**What you will do**
Pull out every line below that contains the word "Chapter".
---------- Data supplied
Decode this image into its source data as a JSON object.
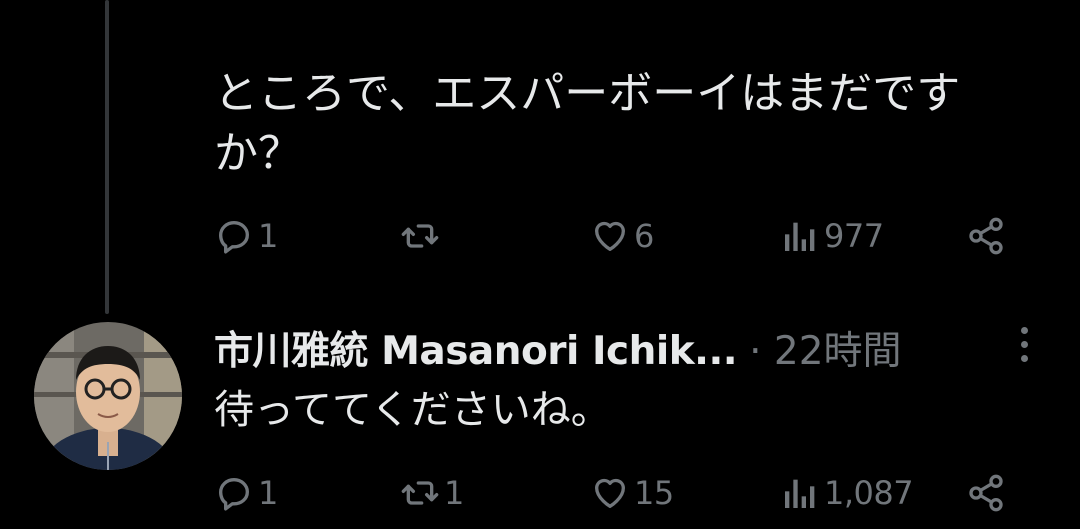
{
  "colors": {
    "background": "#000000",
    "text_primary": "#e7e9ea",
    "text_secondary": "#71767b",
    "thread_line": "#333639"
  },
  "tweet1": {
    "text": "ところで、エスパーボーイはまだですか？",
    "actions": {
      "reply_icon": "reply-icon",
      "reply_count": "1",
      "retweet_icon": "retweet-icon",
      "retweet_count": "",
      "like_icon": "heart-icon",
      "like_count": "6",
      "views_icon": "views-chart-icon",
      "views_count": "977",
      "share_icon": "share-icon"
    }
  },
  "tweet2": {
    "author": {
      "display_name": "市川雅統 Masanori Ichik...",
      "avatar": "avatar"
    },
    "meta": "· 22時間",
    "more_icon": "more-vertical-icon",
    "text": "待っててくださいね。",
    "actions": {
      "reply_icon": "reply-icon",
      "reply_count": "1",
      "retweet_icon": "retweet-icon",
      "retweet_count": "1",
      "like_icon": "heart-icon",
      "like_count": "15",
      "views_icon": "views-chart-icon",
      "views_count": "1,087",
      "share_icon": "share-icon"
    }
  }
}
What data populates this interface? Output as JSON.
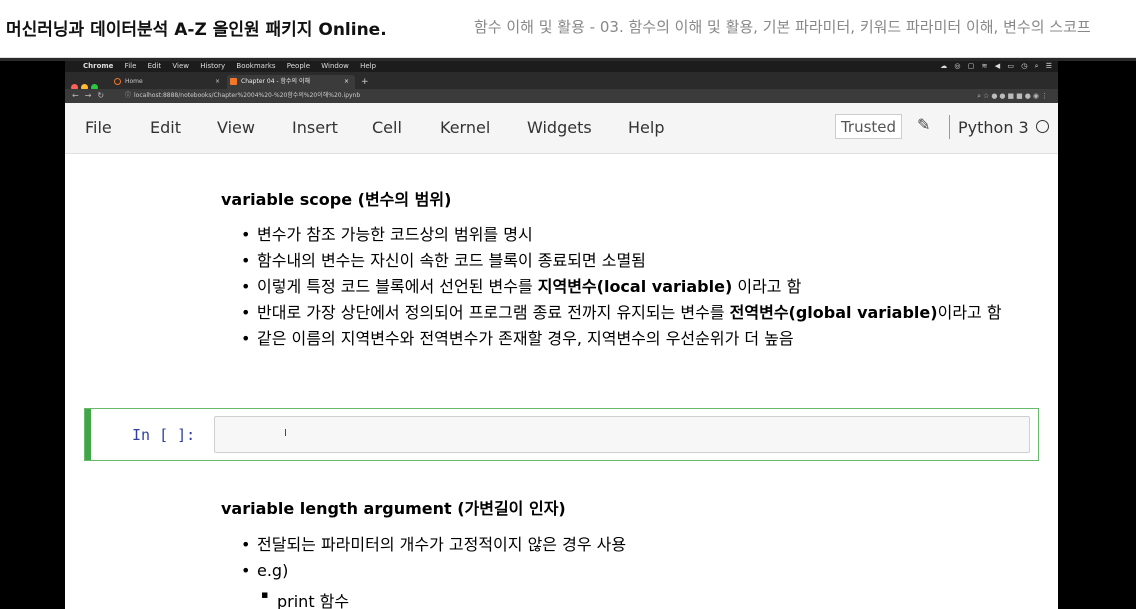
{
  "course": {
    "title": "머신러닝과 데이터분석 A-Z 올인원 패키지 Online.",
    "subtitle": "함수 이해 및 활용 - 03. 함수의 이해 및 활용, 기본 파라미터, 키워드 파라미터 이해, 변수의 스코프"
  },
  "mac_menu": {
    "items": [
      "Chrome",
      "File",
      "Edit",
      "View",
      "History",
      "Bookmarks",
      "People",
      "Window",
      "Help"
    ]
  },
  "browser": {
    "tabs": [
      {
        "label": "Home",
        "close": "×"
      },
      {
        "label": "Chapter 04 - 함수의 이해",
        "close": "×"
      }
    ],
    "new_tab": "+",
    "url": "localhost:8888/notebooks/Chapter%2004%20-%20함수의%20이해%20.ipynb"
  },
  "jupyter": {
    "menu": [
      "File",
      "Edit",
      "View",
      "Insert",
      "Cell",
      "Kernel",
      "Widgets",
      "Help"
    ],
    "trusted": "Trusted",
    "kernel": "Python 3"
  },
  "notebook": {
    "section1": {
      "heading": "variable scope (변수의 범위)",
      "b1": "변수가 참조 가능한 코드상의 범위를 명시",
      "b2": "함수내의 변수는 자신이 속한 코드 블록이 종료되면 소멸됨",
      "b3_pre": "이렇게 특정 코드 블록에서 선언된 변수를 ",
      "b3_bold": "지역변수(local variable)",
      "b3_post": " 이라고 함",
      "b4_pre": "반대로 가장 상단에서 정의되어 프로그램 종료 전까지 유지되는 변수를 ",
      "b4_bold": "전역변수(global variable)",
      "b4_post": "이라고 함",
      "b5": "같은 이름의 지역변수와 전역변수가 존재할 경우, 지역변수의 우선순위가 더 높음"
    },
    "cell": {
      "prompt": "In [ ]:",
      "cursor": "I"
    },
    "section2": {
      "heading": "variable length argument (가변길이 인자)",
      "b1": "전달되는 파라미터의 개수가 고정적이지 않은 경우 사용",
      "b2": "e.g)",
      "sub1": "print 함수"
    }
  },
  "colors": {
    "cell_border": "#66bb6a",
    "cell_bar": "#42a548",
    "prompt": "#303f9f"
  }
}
--------------------
**Exercise solution**
        "label": "Chapter 04 - 함수의 이해",
    "url": "localhost:8888/notebooks/Chapter%2004%20-%20함수의%20이해%20.ipynb"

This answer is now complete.